# start of Listing

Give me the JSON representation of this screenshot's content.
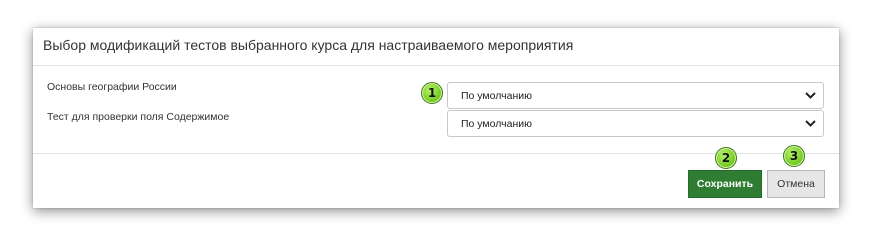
{
  "dialog": {
    "title": "Выбор модификаций тестов выбранного курса для настраиваемого мероприятия"
  },
  "rows": [
    {
      "label": "Основы географии России",
      "selected": "По умолчанию"
    },
    {
      "label": "Тест для проверки поля Содержимое",
      "selected": "По умолчанию"
    }
  ],
  "buttons": {
    "save_label": "Сохранить",
    "cancel_label": "Отмена"
  },
  "badges": [
    "1",
    "2",
    "3"
  ],
  "icons": {
    "dropdown": "chevron-down-icon"
  },
  "colors": {
    "save_button": "#2e7d32",
    "cancel_button": "#e6e6e6",
    "badge": "#7bd12a"
  }
}
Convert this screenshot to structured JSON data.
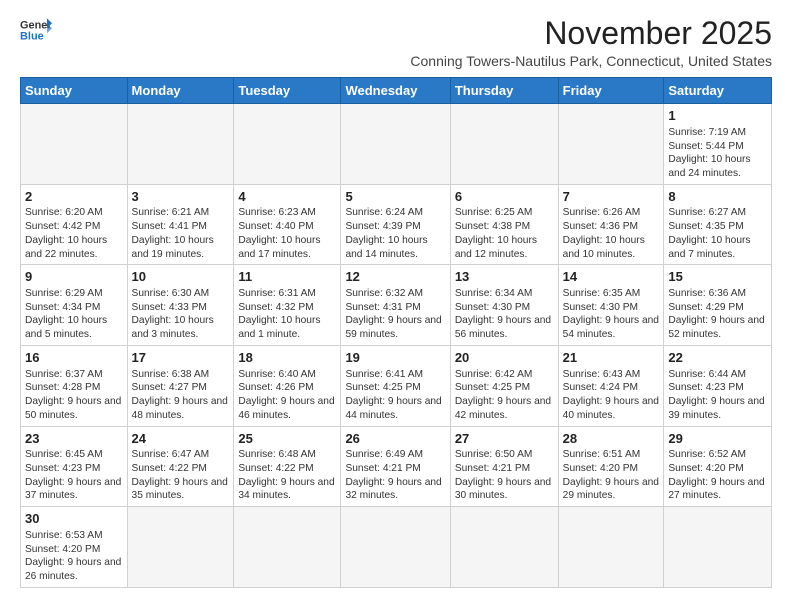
{
  "header": {
    "logo_line1": "General",
    "logo_line2": "Blue",
    "month": "November 2025",
    "location": "Conning Towers-Nautilus Park, Connecticut, United States"
  },
  "weekdays": [
    "Sunday",
    "Monday",
    "Tuesday",
    "Wednesday",
    "Thursday",
    "Friday",
    "Saturday"
  ],
  "weeks": [
    [
      {
        "num": "",
        "info": ""
      },
      {
        "num": "",
        "info": ""
      },
      {
        "num": "",
        "info": ""
      },
      {
        "num": "",
        "info": ""
      },
      {
        "num": "",
        "info": ""
      },
      {
        "num": "",
        "info": ""
      },
      {
        "num": "1",
        "info": "Sunrise: 7:19 AM\nSunset: 5:44 PM\nDaylight: 10 hours and 24 minutes."
      }
    ],
    [
      {
        "num": "2",
        "info": "Sunrise: 6:20 AM\nSunset: 4:42 PM\nDaylight: 10 hours and 22 minutes."
      },
      {
        "num": "3",
        "info": "Sunrise: 6:21 AM\nSunset: 4:41 PM\nDaylight: 10 hours and 19 minutes."
      },
      {
        "num": "4",
        "info": "Sunrise: 6:23 AM\nSunset: 4:40 PM\nDaylight: 10 hours and 17 minutes."
      },
      {
        "num": "5",
        "info": "Sunrise: 6:24 AM\nSunset: 4:39 PM\nDaylight: 10 hours and 14 minutes."
      },
      {
        "num": "6",
        "info": "Sunrise: 6:25 AM\nSunset: 4:38 PM\nDaylight: 10 hours and 12 minutes."
      },
      {
        "num": "7",
        "info": "Sunrise: 6:26 AM\nSunset: 4:36 PM\nDaylight: 10 hours and 10 minutes."
      },
      {
        "num": "8",
        "info": "Sunrise: 6:27 AM\nSunset: 4:35 PM\nDaylight: 10 hours and 7 minutes."
      }
    ],
    [
      {
        "num": "9",
        "info": "Sunrise: 6:29 AM\nSunset: 4:34 PM\nDaylight: 10 hours and 5 minutes."
      },
      {
        "num": "10",
        "info": "Sunrise: 6:30 AM\nSunset: 4:33 PM\nDaylight: 10 hours and 3 minutes."
      },
      {
        "num": "11",
        "info": "Sunrise: 6:31 AM\nSunset: 4:32 PM\nDaylight: 10 hours and 1 minute."
      },
      {
        "num": "12",
        "info": "Sunrise: 6:32 AM\nSunset: 4:31 PM\nDaylight: 9 hours and 59 minutes."
      },
      {
        "num": "13",
        "info": "Sunrise: 6:34 AM\nSunset: 4:30 PM\nDaylight: 9 hours and 56 minutes."
      },
      {
        "num": "14",
        "info": "Sunrise: 6:35 AM\nSunset: 4:30 PM\nDaylight: 9 hours and 54 minutes."
      },
      {
        "num": "15",
        "info": "Sunrise: 6:36 AM\nSunset: 4:29 PM\nDaylight: 9 hours and 52 minutes."
      }
    ],
    [
      {
        "num": "16",
        "info": "Sunrise: 6:37 AM\nSunset: 4:28 PM\nDaylight: 9 hours and 50 minutes."
      },
      {
        "num": "17",
        "info": "Sunrise: 6:38 AM\nSunset: 4:27 PM\nDaylight: 9 hours and 48 minutes."
      },
      {
        "num": "18",
        "info": "Sunrise: 6:40 AM\nSunset: 4:26 PM\nDaylight: 9 hours and 46 minutes."
      },
      {
        "num": "19",
        "info": "Sunrise: 6:41 AM\nSunset: 4:25 PM\nDaylight: 9 hours and 44 minutes."
      },
      {
        "num": "20",
        "info": "Sunrise: 6:42 AM\nSunset: 4:25 PM\nDaylight: 9 hours and 42 minutes."
      },
      {
        "num": "21",
        "info": "Sunrise: 6:43 AM\nSunset: 4:24 PM\nDaylight: 9 hours and 40 minutes."
      },
      {
        "num": "22",
        "info": "Sunrise: 6:44 AM\nSunset: 4:23 PM\nDaylight: 9 hours and 39 minutes."
      }
    ],
    [
      {
        "num": "23",
        "info": "Sunrise: 6:45 AM\nSunset: 4:23 PM\nDaylight: 9 hours and 37 minutes."
      },
      {
        "num": "24",
        "info": "Sunrise: 6:47 AM\nSunset: 4:22 PM\nDaylight: 9 hours and 35 minutes."
      },
      {
        "num": "25",
        "info": "Sunrise: 6:48 AM\nSunset: 4:22 PM\nDaylight: 9 hours and 34 minutes."
      },
      {
        "num": "26",
        "info": "Sunrise: 6:49 AM\nSunset: 4:21 PM\nDaylight: 9 hours and 32 minutes."
      },
      {
        "num": "27",
        "info": "Sunrise: 6:50 AM\nSunset: 4:21 PM\nDaylight: 9 hours and 30 minutes."
      },
      {
        "num": "28",
        "info": "Sunrise: 6:51 AM\nSunset: 4:20 PM\nDaylight: 9 hours and 29 minutes."
      },
      {
        "num": "29",
        "info": "Sunrise: 6:52 AM\nSunset: 4:20 PM\nDaylight: 9 hours and 27 minutes."
      }
    ],
    [
      {
        "num": "30",
        "info": "Sunrise: 6:53 AM\nSunset: 4:20 PM\nDaylight: 9 hours and 26 minutes."
      },
      {
        "num": "",
        "info": ""
      },
      {
        "num": "",
        "info": ""
      },
      {
        "num": "",
        "info": ""
      },
      {
        "num": "",
        "info": ""
      },
      {
        "num": "",
        "info": ""
      },
      {
        "num": "",
        "info": ""
      }
    ]
  ]
}
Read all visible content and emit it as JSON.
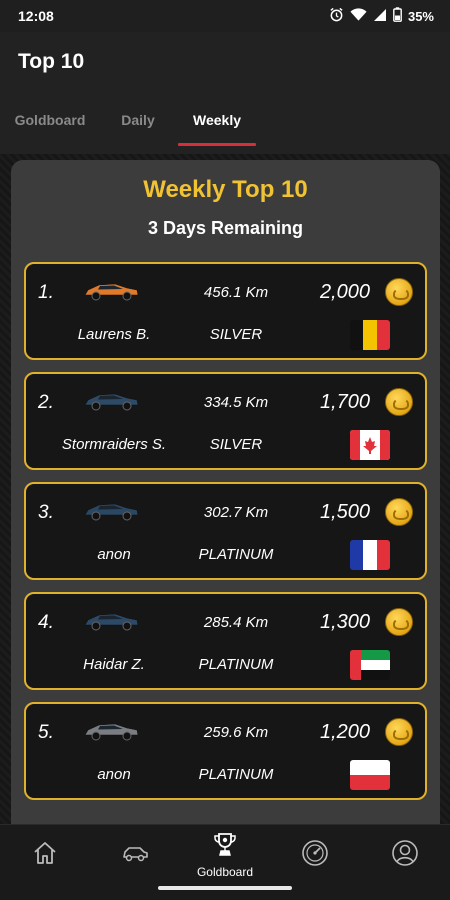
{
  "status": {
    "time": "12:08",
    "battery": "35%",
    "icons": [
      "alarm-icon",
      "wifi-icon",
      "signal-icon",
      "battery-icon"
    ]
  },
  "header": {
    "title": "Top 10"
  },
  "tabs": [
    {
      "label": "Goldboard",
      "active": false
    },
    {
      "label": "Daily",
      "active": false
    },
    {
      "label": "Weekly",
      "active": true
    }
  ],
  "panel": {
    "title": "Weekly Top 10",
    "subtitle": "3 Days Remaining"
  },
  "entries": [
    {
      "rank": "1.",
      "car_color": "#e07a2a",
      "distance": "456.1 Km",
      "points": "2,000",
      "name": "Laurens B.",
      "tier": "SILVER",
      "flag": "belgium"
    },
    {
      "rank": "2.",
      "car_color": "#2d4a66",
      "distance": "334.5 Km",
      "points": "1,700",
      "name": "Stormraiders S.",
      "tier": "SILVER",
      "flag": "canada"
    },
    {
      "rank": "3.",
      "car_color": "#2a4763",
      "distance": "302.7 Km",
      "points": "1,500",
      "name": "anon",
      "tier": "PLATINUM",
      "flag": "france"
    },
    {
      "rank": "4.",
      "car_color": "#2c4a68",
      "distance": "285.4 Km",
      "points": "1,300",
      "name": "Haidar Z.",
      "tier": "PLATINUM",
      "flag": "uae"
    },
    {
      "rank": "5.",
      "car_color": "#7a7d82",
      "distance": "259.6 Km",
      "points": "1,200",
      "name": "anon",
      "tier": "PLATINUM",
      "flag": "poland"
    }
  ],
  "nav": [
    {
      "icon": "home-icon",
      "label": ""
    },
    {
      "icon": "car-icon",
      "label": ""
    },
    {
      "icon": "trophy-icon",
      "label": "Goldboard",
      "active": true
    },
    {
      "icon": "speedometer-icon",
      "label": ""
    },
    {
      "icon": "profile-icon",
      "label": ""
    }
  ],
  "colors": {
    "accent_gold": "#f1c232",
    "card_border": "#e0b22c",
    "tab_indicator": "#d62e3a"
  }
}
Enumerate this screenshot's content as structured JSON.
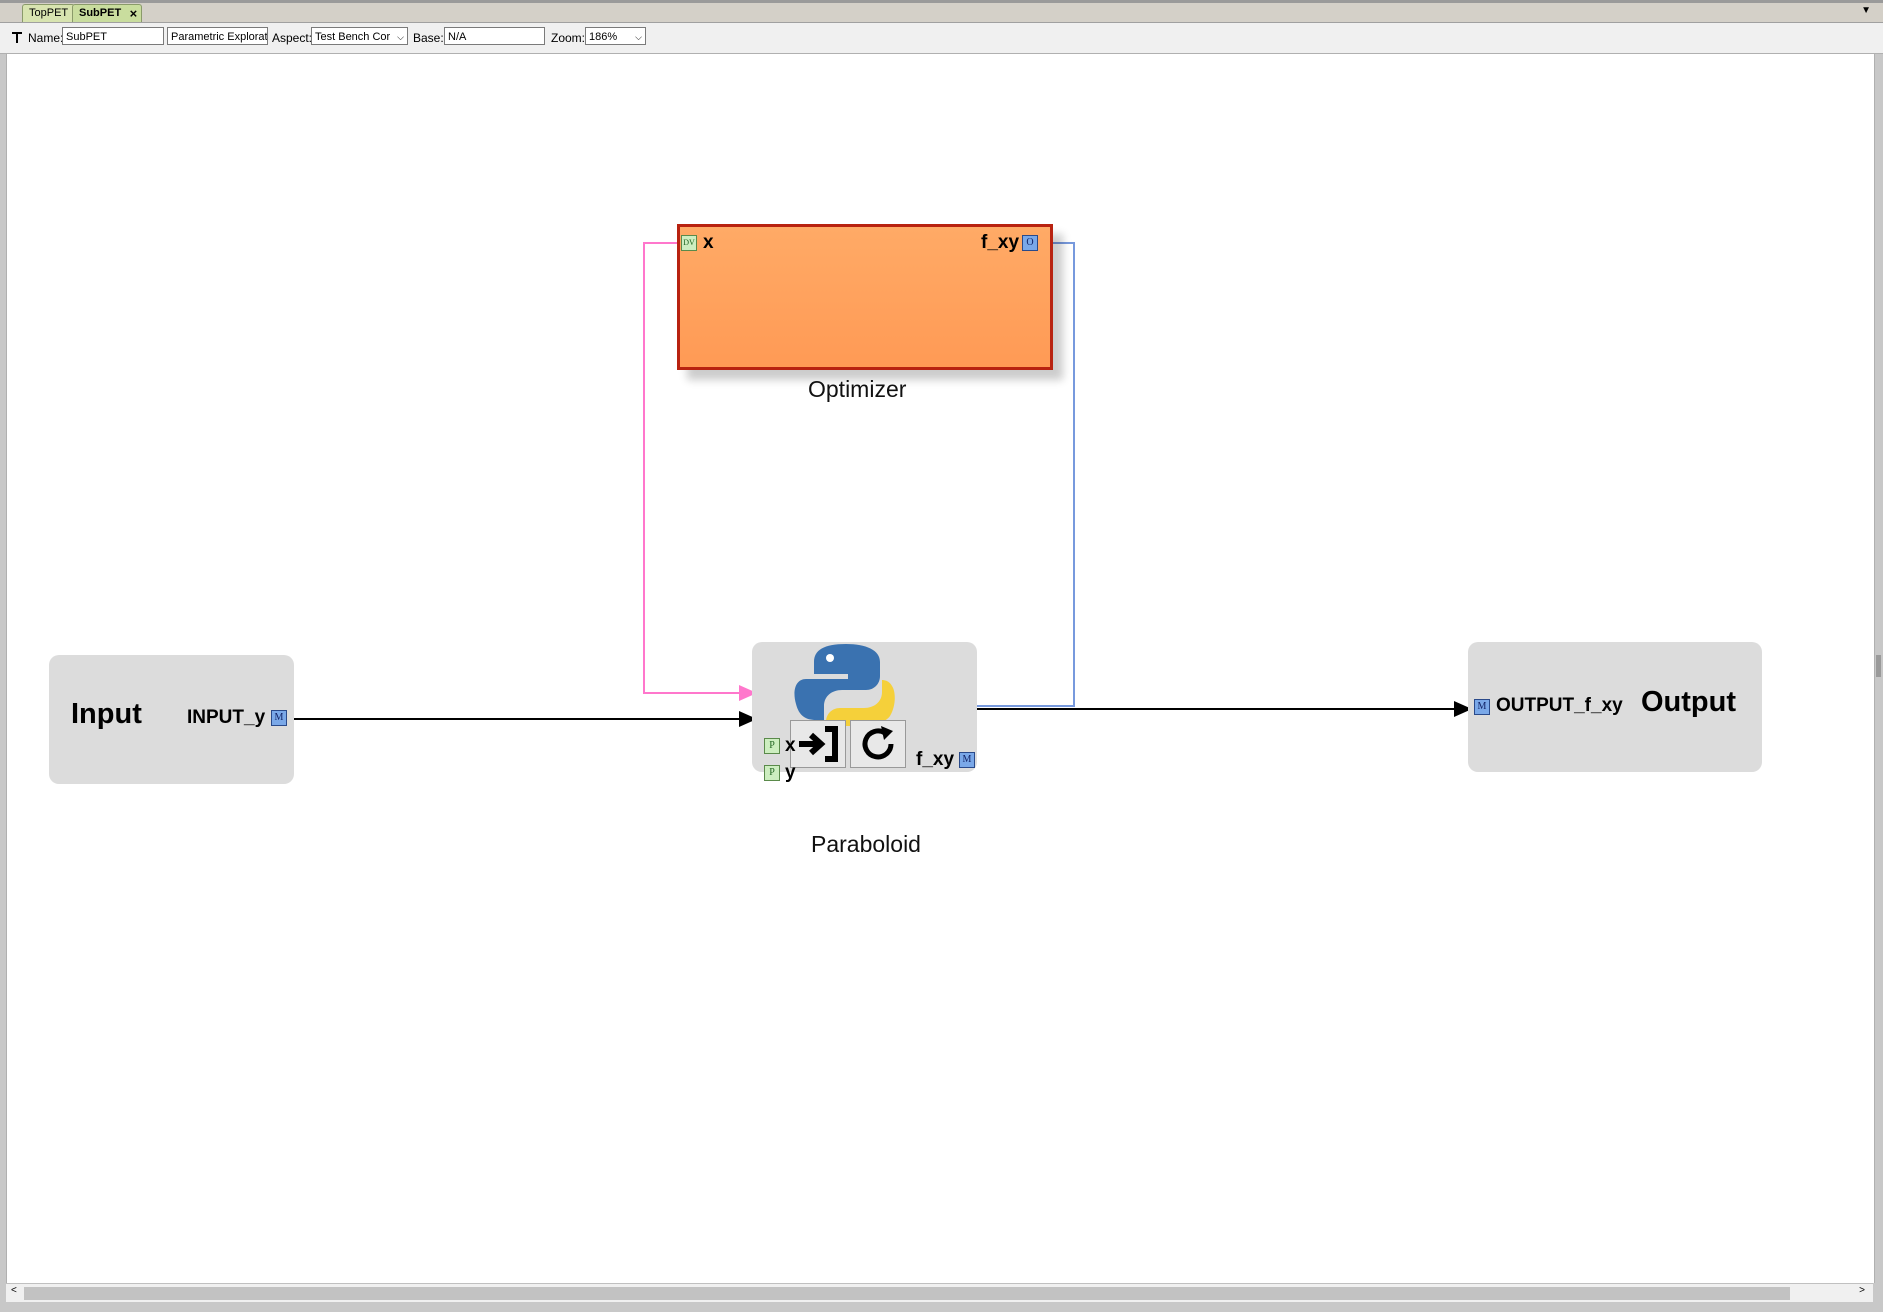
{
  "tabs": [
    {
      "label": "TopPET",
      "active": false
    },
    {
      "label": "SubPET",
      "active": true,
      "close": "×"
    }
  ],
  "tab_menu_icon": "▼",
  "toolbar": {
    "name_label": "Name:",
    "name_value": "SubPET",
    "kind_value": "Parametric Exploration",
    "aspect_label": "Aspect:",
    "aspect_value": "Test Bench Cor",
    "base_label": "Base:",
    "base_value": "N/A",
    "zoom_label": "Zoom:",
    "zoom_value": "186%"
  },
  "diagram": {
    "optimizer": {
      "name": "Optimizer",
      "input_port": {
        "tag": "DV",
        "label": "x"
      },
      "output_port": {
        "tag": "O",
        "label": "f_xy"
      }
    },
    "paraboloid": {
      "name": "Paraboloid",
      "ports_in": [
        {
          "tag": "P",
          "label": "x"
        },
        {
          "tag": "P",
          "label": "y"
        }
      ],
      "port_out": {
        "tag": "M",
        "label": "f_xy"
      }
    },
    "input_block": {
      "name": "Input",
      "port": {
        "tag": "M",
        "label": "INPUT_y"
      }
    },
    "output_block": {
      "name": "Output",
      "port": {
        "tag": "M",
        "label": "OUTPUT_f_xy"
      }
    },
    "connection_colors": {
      "design_variable": "#ff77cc",
      "objective": "#7799dd",
      "data": "#000000",
      "optimizer_fill": "#ffa05f",
      "optimizer_border": "#b82210"
    }
  },
  "scrollbar": {
    "left": "<",
    "right": ">"
  }
}
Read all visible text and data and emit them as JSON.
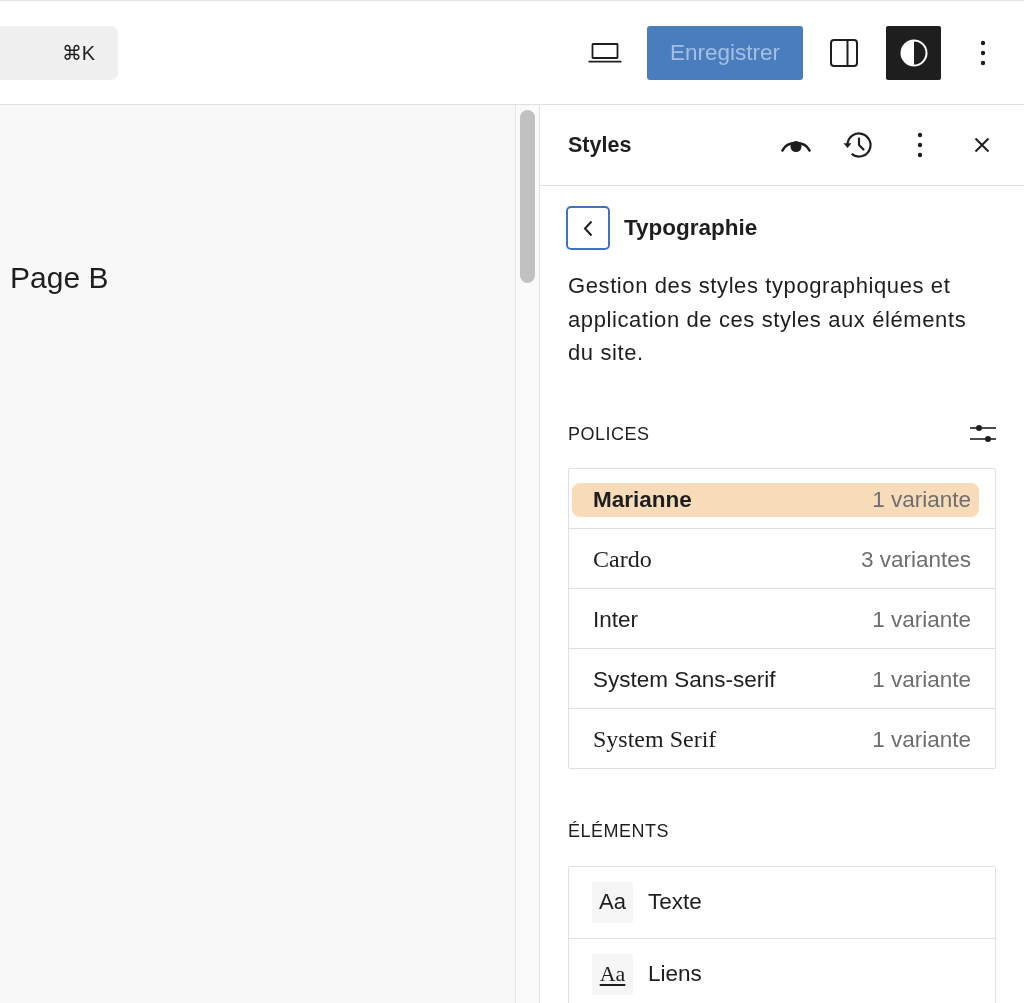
{
  "top_bar": {
    "command_palette": {
      "shortcut": "⌘K"
    },
    "save_button": {
      "label": "Enregistrer",
      "disabled": true
    },
    "sidebar_toggle": {
      "pressed": false
    },
    "styles_toggle": {
      "pressed": true
    }
  },
  "canvas": {
    "page_title": "Page B"
  },
  "styles_panel": {
    "title": "Styles",
    "section": {
      "title": "Typographie",
      "description": "Gestion des styles typographiques et application de ces styles aux éléments du site."
    },
    "fonts": {
      "heading": "POLICES",
      "items": [
        {
          "name": "Marianne",
          "variants": "1 variante",
          "kind": "sans-bold",
          "selected": true
        },
        {
          "name": "Cardo",
          "variants": "3 variantes",
          "kind": "serif",
          "selected": false
        },
        {
          "name": "Inter",
          "variants": "1 variante",
          "kind": "sans",
          "selected": false
        },
        {
          "name": "System Sans-serif",
          "variants": "1 variante",
          "kind": "sans",
          "selected": false
        },
        {
          "name": "System Serif",
          "variants": "1 variante",
          "kind": "serif",
          "selected": false
        }
      ]
    },
    "elements": {
      "heading": "ÉLÉMENTS",
      "items": [
        {
          "sample": "Aa",
          "label": "Texte",
          "kind": "text"
        },
        {
          "sample": "Aa",
          "label": "Liens",
          "kind": "link"
        }
      ]
    }
  }
}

# end of Listing

**What is required**
Search the data for "content". Copy every matching line.

**Written solution**
Give me the JSON representation of this screenshot's content.
Read all visible content and emit it as JSON.
Enumerate this screenshot's content as structured JSON.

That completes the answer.